┌──
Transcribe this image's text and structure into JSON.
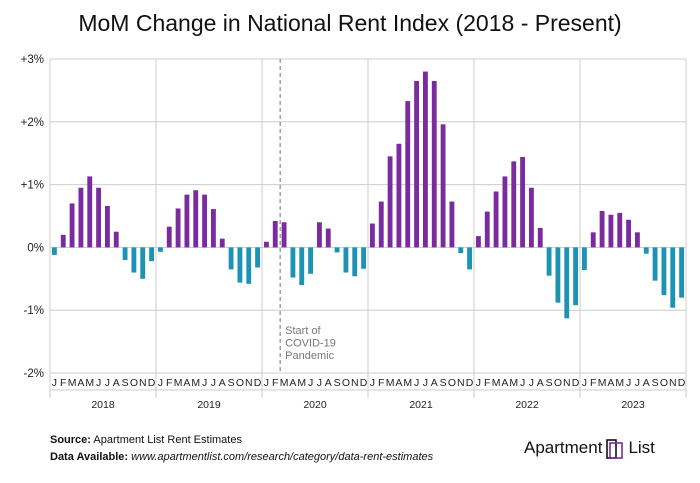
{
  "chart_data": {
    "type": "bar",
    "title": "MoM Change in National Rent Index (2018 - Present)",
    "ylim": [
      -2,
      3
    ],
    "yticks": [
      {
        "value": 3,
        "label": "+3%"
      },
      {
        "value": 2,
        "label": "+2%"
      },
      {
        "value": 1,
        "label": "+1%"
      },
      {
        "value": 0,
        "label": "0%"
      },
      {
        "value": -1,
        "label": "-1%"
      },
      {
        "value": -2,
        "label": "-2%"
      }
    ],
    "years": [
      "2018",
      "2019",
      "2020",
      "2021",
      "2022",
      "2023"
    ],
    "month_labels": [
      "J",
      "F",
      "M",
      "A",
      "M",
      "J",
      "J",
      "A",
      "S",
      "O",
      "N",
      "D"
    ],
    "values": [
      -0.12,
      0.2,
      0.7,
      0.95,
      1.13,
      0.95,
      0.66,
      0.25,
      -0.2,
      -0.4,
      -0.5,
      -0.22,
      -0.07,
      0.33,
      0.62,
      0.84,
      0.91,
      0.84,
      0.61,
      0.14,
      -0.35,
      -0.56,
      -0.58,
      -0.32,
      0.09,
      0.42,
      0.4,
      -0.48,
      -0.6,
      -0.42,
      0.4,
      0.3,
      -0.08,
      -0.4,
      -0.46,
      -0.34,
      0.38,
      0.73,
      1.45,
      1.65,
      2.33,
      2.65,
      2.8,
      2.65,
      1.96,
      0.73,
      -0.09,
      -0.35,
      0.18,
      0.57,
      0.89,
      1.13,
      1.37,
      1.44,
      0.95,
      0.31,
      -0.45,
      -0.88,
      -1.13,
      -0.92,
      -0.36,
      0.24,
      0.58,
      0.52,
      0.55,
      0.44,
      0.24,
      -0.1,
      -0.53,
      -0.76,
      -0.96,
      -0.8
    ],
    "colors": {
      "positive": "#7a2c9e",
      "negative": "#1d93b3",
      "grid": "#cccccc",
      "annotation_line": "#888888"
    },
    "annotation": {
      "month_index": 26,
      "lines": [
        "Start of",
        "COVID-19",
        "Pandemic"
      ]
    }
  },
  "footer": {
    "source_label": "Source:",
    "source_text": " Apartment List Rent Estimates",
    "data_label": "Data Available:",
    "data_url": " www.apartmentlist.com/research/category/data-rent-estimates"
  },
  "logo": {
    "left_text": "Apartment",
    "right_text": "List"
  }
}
└──
┌──
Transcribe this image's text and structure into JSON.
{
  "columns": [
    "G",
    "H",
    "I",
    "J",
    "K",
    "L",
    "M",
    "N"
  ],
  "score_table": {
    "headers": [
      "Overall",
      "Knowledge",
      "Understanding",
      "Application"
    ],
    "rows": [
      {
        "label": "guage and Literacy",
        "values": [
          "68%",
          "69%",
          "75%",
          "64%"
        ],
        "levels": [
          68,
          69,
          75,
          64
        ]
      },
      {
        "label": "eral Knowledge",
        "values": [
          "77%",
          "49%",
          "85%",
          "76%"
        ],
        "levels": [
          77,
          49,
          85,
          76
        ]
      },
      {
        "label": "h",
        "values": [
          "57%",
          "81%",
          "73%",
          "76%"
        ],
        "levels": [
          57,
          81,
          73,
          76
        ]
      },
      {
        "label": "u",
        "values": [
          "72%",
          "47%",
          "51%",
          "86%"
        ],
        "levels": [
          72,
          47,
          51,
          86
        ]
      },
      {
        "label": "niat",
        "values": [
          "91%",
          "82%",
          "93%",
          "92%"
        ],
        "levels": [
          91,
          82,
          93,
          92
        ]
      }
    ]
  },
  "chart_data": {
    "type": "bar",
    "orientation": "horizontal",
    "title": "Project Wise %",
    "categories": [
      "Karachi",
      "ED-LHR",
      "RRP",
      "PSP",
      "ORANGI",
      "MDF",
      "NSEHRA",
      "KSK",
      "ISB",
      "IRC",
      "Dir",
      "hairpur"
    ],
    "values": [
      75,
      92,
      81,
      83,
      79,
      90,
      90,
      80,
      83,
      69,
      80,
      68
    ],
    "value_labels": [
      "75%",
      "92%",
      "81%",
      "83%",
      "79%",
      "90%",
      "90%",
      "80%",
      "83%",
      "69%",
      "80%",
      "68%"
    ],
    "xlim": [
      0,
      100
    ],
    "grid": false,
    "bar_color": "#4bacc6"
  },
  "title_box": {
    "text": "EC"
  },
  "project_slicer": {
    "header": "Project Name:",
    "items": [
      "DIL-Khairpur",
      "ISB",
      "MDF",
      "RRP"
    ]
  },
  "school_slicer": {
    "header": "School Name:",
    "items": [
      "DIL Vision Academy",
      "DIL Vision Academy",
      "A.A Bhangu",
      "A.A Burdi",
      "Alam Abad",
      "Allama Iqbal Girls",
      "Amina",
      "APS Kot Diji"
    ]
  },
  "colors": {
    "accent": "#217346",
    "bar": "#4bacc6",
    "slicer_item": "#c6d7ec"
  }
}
└──
■ **DESCRIPTION OF THE TASK**
Look for "Name" and pull out every line that has it.

■ **WORKED ANSWER**
    "header": "Project Name:",
    "header": "School Name:",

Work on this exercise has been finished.